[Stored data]
[BEGIN]

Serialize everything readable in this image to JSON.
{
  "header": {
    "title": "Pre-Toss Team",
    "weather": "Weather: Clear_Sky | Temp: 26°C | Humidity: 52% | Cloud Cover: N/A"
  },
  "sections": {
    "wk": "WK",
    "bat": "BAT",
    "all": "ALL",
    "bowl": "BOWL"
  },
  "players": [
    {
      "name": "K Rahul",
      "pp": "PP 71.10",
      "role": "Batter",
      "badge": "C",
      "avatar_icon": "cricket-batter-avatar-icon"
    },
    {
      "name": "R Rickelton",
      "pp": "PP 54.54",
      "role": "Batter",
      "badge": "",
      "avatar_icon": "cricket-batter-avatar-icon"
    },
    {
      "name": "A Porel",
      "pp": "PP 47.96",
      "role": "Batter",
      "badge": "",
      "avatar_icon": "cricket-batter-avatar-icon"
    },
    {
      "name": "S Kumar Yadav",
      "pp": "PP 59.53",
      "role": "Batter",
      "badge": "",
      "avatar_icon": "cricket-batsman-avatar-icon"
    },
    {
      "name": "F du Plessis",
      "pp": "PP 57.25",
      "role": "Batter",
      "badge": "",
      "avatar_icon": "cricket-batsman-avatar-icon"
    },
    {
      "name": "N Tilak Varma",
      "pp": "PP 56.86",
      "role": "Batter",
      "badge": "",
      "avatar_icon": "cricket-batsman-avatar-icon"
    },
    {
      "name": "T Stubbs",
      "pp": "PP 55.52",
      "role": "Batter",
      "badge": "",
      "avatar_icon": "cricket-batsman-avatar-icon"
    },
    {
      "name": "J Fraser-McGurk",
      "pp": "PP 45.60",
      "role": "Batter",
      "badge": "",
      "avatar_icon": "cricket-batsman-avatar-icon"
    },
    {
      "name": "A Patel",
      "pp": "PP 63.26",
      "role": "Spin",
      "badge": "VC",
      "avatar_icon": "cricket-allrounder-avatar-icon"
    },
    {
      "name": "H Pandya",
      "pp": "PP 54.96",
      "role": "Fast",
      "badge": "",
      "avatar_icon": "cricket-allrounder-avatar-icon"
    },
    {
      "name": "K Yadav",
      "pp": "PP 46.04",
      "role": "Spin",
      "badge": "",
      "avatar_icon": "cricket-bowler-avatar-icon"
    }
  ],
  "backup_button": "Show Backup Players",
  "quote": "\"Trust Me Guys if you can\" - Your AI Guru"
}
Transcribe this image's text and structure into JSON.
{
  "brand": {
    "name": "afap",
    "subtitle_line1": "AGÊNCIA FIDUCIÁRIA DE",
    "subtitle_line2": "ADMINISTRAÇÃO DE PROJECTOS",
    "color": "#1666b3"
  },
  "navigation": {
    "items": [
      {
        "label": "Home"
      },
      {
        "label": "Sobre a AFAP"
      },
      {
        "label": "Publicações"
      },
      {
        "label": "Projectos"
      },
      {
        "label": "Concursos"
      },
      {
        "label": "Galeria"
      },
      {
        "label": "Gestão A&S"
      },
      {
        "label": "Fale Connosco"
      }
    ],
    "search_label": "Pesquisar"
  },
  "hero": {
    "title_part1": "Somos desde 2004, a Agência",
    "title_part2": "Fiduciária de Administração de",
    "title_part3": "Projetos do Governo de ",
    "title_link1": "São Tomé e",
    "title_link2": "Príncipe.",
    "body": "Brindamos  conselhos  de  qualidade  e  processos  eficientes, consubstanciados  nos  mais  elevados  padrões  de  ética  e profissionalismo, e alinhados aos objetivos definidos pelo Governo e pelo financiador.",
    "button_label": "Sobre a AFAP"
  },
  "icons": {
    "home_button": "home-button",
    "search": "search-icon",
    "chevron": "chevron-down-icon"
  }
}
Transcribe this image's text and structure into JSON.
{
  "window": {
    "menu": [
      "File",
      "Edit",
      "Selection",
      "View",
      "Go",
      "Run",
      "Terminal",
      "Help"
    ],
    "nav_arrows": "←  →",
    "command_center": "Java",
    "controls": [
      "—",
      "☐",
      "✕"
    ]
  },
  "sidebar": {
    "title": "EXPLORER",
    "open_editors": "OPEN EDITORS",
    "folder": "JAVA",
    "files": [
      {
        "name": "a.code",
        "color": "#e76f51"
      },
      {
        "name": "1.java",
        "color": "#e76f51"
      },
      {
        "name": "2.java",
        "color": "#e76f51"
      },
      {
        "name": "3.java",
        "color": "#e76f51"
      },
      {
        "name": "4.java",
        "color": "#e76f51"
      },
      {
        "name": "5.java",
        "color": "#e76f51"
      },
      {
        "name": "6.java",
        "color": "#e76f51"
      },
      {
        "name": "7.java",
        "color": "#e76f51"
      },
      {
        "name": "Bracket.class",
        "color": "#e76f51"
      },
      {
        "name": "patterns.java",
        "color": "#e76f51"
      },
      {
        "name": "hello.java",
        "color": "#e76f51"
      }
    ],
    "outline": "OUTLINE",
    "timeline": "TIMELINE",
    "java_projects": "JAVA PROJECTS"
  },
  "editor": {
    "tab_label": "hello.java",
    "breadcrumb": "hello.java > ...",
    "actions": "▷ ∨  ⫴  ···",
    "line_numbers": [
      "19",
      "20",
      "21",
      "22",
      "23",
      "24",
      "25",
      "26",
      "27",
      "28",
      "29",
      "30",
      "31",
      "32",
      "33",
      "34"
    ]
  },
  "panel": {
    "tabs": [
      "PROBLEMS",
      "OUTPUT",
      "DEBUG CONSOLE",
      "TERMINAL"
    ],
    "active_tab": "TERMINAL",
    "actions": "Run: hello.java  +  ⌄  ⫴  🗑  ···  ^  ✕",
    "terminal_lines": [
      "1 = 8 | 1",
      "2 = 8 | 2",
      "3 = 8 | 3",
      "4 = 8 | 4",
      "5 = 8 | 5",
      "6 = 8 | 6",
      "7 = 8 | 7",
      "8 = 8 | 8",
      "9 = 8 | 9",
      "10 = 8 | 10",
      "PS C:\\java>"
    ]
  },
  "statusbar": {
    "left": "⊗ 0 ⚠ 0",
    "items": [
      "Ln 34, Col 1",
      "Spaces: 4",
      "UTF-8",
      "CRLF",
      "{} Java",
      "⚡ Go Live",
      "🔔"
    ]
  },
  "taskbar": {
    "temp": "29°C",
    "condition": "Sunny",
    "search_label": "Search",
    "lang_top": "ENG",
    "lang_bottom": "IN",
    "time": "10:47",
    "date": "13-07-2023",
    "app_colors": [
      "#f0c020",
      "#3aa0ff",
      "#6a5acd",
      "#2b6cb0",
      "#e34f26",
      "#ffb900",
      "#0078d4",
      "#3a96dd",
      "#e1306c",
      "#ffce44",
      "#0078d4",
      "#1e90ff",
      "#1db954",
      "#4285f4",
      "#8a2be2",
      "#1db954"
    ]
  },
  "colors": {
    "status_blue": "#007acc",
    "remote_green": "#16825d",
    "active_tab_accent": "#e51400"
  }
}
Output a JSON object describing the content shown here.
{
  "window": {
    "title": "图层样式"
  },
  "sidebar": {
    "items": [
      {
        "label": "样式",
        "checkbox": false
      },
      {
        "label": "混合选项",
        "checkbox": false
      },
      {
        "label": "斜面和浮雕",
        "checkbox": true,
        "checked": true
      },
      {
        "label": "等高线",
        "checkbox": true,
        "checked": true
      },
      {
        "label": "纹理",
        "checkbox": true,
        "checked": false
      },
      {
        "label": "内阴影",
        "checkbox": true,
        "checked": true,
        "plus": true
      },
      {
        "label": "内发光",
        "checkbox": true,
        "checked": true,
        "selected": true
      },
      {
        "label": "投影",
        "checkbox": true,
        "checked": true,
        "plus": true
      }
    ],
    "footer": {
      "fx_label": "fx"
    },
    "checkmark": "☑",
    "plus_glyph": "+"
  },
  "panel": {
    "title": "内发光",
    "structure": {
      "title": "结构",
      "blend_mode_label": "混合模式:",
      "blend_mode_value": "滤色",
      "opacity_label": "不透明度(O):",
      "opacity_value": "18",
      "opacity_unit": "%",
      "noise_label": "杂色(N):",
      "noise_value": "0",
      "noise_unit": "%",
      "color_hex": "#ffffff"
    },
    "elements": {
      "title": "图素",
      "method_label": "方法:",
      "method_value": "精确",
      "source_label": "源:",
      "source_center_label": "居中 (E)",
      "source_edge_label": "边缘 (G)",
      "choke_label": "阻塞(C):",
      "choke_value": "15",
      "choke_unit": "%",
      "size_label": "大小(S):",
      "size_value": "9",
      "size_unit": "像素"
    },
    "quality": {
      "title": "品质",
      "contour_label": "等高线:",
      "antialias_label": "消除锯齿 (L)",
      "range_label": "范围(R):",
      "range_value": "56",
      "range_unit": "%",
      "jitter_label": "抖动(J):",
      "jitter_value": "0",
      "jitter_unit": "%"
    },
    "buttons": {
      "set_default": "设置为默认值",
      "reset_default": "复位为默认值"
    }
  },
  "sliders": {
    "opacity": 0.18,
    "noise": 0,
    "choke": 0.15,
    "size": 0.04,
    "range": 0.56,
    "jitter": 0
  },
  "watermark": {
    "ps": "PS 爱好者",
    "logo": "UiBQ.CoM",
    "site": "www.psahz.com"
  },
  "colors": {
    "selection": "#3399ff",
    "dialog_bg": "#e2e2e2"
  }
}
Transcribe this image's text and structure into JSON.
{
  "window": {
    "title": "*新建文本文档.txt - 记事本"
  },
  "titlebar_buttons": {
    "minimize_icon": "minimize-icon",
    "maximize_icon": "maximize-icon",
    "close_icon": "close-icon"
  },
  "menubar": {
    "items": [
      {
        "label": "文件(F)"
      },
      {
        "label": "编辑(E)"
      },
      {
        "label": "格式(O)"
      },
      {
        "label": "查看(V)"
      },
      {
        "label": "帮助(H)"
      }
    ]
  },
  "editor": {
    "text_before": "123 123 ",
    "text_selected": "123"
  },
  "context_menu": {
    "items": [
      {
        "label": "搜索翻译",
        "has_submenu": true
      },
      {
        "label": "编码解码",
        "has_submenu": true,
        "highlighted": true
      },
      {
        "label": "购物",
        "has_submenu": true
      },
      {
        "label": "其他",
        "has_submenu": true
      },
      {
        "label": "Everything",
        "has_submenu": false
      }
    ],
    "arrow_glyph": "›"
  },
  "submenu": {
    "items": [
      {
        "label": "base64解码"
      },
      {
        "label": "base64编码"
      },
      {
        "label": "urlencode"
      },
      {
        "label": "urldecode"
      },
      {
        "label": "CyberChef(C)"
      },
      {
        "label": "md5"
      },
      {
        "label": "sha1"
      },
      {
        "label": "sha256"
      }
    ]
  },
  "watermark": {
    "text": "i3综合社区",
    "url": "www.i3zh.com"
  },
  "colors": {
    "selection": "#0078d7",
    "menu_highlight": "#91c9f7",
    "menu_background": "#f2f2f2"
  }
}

[END]

**TASK BRIEF:**
Within the data above, pick out all lines holding the word "Governo".

**EXERCISE RESPONSE:**
    "title_part3": "Projetos do Governo de ",
    "body": "Brindamos  conselhos  de  qualidade  e  processos  eficientes, consubstanciados  nos  mais  elevados  padrões  de  ética  e profissionalismo, e alinhados aos objetivos definidos pelo Governo e pelo financiador.",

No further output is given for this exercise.